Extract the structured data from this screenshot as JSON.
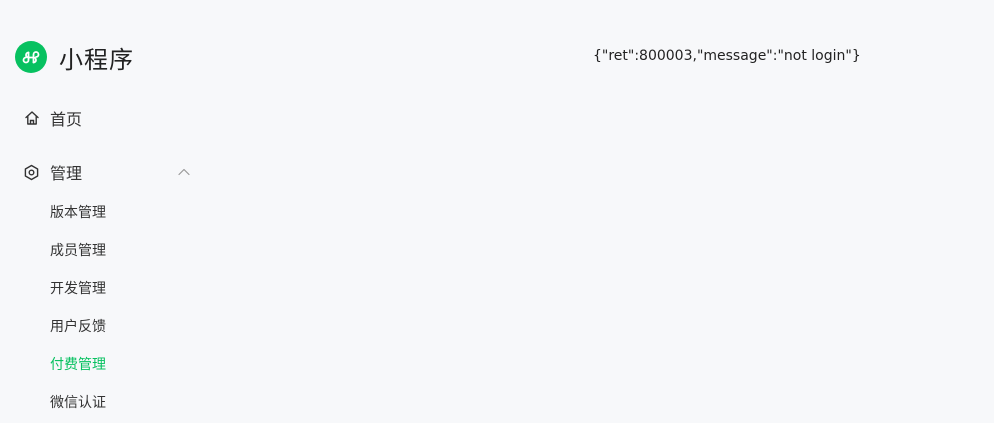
{
  "app": {
    "title": "小程序",
    "brand_color": "#07c160"
  },
  "nav": {
    "home": {
      "label": "首页",
      "icon": "home-icon"
    },
    "manage": {
      "label": "管理",
      "icon": "hexagon-gear-icon",
      "expanded": true
    },
    "sub_items": [
      {
        "label": "版本管理",
        "active": false
      },
      {
        "label": "成员管理",
        "active": false
      },
      {
        "label": "开发管理",
        "active": false
      },
      {
        "label": "用户反馈",
        "active": false
      },
      {
        "label": "付费管理",
        "active": true
      },
      {
        "label": "微信认证",
        "active": false
      }
    ]
  },
  "main": {
    "response_text": "{\"ret\":800003,\"message\":\"not login\"}"
  }
}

**Aim of the exercise**
Exclude the images and reproduce the remaining data exactly.

**Expected answer**
Extract the structured data from this screenshot as JSON.
{
  "app": {
    "title": "小程序",
    "brand_color": "#07c160"
  },
  "nav": {
    "home": {
      "label": "首页",
      "icon": "home-icon"
    },
    "manage": {
      "label": "管理",
      "icon": "hexagon-gear-icon",
      "expanded": true
    },
    "sub_items": [
      {
        "label": "版本管理",
        "active": false
      },
      {
        "label": "成员管理",
        "active": false
      },
      {
        "label": "开发管理",
        "active": false
      },
      {
        "label": "用户反馈",
        "active": false
      },
      {
        "label": "付费管理",
        "active": true
      },
      {
        "label": "微信认证",
        "active": false
      }
    ]
  },
  "main": {
    "response_text": "{\"ret\":800003,\"message\":\"not login\"}"
  }
}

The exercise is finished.